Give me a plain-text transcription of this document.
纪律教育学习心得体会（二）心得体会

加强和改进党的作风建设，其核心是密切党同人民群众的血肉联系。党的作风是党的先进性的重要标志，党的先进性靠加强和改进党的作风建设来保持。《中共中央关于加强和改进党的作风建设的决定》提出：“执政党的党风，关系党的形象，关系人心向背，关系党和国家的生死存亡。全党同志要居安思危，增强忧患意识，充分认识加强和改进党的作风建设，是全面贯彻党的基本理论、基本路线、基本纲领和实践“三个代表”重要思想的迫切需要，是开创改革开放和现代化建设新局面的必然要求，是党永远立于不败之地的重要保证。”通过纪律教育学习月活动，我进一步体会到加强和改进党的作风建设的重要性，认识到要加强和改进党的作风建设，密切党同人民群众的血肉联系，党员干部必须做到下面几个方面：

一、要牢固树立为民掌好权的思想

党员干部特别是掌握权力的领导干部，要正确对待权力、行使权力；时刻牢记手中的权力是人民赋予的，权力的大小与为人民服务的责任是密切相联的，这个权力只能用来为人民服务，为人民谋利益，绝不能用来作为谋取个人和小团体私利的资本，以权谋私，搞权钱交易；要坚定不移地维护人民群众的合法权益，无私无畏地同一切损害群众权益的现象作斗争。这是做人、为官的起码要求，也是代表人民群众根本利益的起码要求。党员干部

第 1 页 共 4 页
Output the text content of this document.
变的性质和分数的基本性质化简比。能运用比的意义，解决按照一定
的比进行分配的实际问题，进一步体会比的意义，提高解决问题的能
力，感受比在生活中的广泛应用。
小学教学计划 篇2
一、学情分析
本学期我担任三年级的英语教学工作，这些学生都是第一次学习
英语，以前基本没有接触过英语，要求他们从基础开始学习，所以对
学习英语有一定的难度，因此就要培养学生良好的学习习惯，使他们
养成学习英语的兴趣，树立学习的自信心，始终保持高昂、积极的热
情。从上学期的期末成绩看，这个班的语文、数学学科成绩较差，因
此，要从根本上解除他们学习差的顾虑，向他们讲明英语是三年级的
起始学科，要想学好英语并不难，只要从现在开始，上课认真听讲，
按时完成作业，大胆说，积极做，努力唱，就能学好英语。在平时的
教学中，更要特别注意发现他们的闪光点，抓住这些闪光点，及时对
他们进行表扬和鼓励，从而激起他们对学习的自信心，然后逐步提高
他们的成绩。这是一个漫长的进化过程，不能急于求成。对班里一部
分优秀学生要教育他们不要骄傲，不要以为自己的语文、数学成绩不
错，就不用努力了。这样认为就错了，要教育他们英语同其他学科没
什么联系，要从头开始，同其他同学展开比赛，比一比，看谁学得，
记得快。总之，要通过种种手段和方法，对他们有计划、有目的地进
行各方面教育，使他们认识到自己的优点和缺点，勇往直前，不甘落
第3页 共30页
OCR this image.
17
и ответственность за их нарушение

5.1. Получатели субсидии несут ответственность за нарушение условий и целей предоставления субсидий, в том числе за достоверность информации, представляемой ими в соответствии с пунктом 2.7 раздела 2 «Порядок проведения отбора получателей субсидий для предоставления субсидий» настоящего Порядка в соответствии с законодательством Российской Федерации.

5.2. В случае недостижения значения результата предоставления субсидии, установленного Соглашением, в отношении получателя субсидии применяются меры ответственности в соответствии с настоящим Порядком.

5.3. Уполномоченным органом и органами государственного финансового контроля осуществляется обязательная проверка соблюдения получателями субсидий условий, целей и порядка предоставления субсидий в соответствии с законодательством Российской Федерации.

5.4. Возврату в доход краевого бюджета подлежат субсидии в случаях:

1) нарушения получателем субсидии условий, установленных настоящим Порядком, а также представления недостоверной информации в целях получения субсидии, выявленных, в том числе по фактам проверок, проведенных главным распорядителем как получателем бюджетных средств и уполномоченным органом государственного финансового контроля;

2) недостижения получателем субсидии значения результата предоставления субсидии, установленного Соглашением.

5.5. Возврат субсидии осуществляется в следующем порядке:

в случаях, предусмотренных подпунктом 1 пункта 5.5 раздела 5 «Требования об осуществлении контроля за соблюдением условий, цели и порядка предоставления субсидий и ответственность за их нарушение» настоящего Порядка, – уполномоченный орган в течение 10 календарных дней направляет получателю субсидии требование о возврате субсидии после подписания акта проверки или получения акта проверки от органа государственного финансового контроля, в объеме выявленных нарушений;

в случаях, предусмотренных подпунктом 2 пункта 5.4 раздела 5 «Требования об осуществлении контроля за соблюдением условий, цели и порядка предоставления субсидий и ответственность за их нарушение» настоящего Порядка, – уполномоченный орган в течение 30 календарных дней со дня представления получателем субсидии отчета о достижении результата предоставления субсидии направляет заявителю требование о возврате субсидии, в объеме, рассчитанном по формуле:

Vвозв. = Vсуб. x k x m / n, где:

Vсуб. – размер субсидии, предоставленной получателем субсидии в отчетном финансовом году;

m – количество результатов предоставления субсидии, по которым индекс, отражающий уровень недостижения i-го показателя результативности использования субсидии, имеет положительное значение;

- **To be done**: Make an exact copy of every entry.

- **Response**:
Give me a plain-text transcription of this document.
纪律教育学习心得体会（二）心得体会

加强和改进党的作风建设，其核心是密切党同人民群众的血肉联系。党的作风是党的先进性的重要标志，党的先进性靠加强和改进党的作风建设来保持。《中共中央关于加强和改进党的作风建设的决定》提出：“执政党的党风，关系党的形象，关系人心向背，关系党和国家的生死存亡。全党同志要居安思危，增强忧患意识，充分认识加强和改进党的作风建设，是全面贯彻党的基本理论、基本路线、基本纲领和实践“三个代表”重要思想的迫切需要，是开创改革开放和现代化建设新局面的必然要求，是党永远立于不败之地的重要保证。”通过纪律教育学习月活动，我进一步体会到加强和改进党的作风建设的重要性，认识到要加强和改进党的作风建设，密切党同人民群众的血肉联系，党员干部必须做到下面几个方面：

一、要牢固树立为民掌好权的思想

党员干部特别是掌握权力的领导干部，要正确对待权力、行使权力；时刻牢记手中的权力是人民赋予的，权力的大小与为人民服务的责任是密切相联的，这个权力只能用来为人民服务，为人民谋利益，绝不能用来作为谋取个人和小团体私利的资本，以权谋私，搞权钱交易；要坚定不移地维护人民群众的合法权益，无私无畏地同一切损害群众权益的现象作斗争。这是做人、为官的起码要求，也是代表人民群众根本利益的起码要求。党员干部

第 1 页 共 4 页
Output the text content of this document.
变的性质和分数的基本性质化简比。能运用比的意义，解决按照一定
的比进行分配的实际问题，进一步体会比的意义，提高解决问题的能
力，感受比在生活中的广泛应用。
小学教学计划 篇2
一、学情分析
本学期我担任三年级的英语教学工作，这些学生都是第一次学习
英语，以前基本没有接触过英语，要求他们从基础开始学习，所以对
学习英语有一定的难度，因此就要培养学生良好的学习习惯，使他们
养成学习英语的兴趣，树立学习的自信心，始终保持高昂、积极的热
情。从上学期的期末成绩看，这个班的语文、数学学科成绩较差，因
此，要从根本上解除他们学习差的顾虑，向他们讲明英语是三年级的
起始学科，要想学好英语并不难，只要从现在开始，上课认真听讲，
按时完成作业，大胆说，积极做，努力唱，就能学好英语。在平时的
教学中，更要特别注意发现他们的闪光点，抓住这些闪光点，及时对
他们进行表扬和鼓励，从而激起他们对学习的自信心，然后逐步提高
他们的成绩。这是一个漫长的进化过程，不能急于求成。对班里一部
分优秀学生要教育他们不要骄傲，不要以为自己的语文、数学成绩不
错，就不用努力了。这样认为就错了，要教育他们英语同其他学科没
什么联系，要从头开始，同其他同学展开比赛，比一比，看谁学得，
记得快。总之，要通过种种手段和方法，对他们有计划、有目的地进
行各方面教育，使他们认识到自己的优点和缺点，勇往直前，不甘落
第3页 共30页
OCR this image.
17
и ответственность за их нарушение

5.1. Получатели субсидии несут ответственность за нарушение условий и целей предоставления субсидий, в том числе за достоверность информации, представляемой ими в соответствии с пунктом 2.7 раздела 2 «Порядок проведения отбора получателей субсидий для предоставления субсидий» настоящего Порядка в соответствии с законодательством Российской Федерации.

5.2. В случае недостижения значения результата предоставления субсидии, установленного Соглашением, в отношении получателя субсидии применяются меры ответственности в соответствии с настоящим Порядком.

5.3. Уполномоченным органом и органами государственного финансового контроля осуществляется обязательная проверка соблюдения получателями субсидий условий, целей и порядка предоставления субсидий в соответствии с законодательством Российской Федерации.

5.4. Возврату в доход краевого бюджета подлежат субсидии в случаях:

1) нарушения получателем субсидии условий, установленных настоящим Порядком, а также представления недостоверной информации в целях получения субсидии, выявленных, в том числе по фактам проверок, проведенных главным распорядителем как получателем бюджетных средств и уполномоченным органом государственного финансового контроля;

2) недостижения получателем субсидии значения результата предоставления субсидии, установленного Соглашением.

5.5. Возврат субсидии осуществляется в следующем порядке:

в случаях, предусмотренных подпунктом 1 пункта 5.5 раздела 5 «Требования об осуществлении контроля за соблюдением условий, цели и порядка предоставления субсидий и ответственность за их нарушение» настоящего Порядка, – уполномоченный орган в течение 10 календарных дней направляет получателю субсидии требование о возврате субсидии после подписания акта проверки или получения акта проверки от органа государственного финансового контроля, в объеме выявленных нарушений;

в случаях, предусмотренных подпунктом 2 пункта 5.4 раздела 5 «Требования об осуществлении контроля за соблюдением условий, цели и порядка предоставления субсидий и ответственность за их нарушение» настоящего Порядка, – уполномоченный орган в течение 30 календарных дней со дня представления получателем субсидии отчета о достижении результата предоставления субсидии направляет заявителю требование о возврате субсидии, в объеме, рассчитанном по формуле:

Vвозв. = Vсуб. x k x m / n, где:

Vсуб. – размер субсидии, предоставленной получателем субсидии в отчетном финансовом году;

m – количество результатов предоставления субсидии, по которым индекс, отражающий уровень недостижения i-го показателя результативности использования субсидии, имеет положительное значение;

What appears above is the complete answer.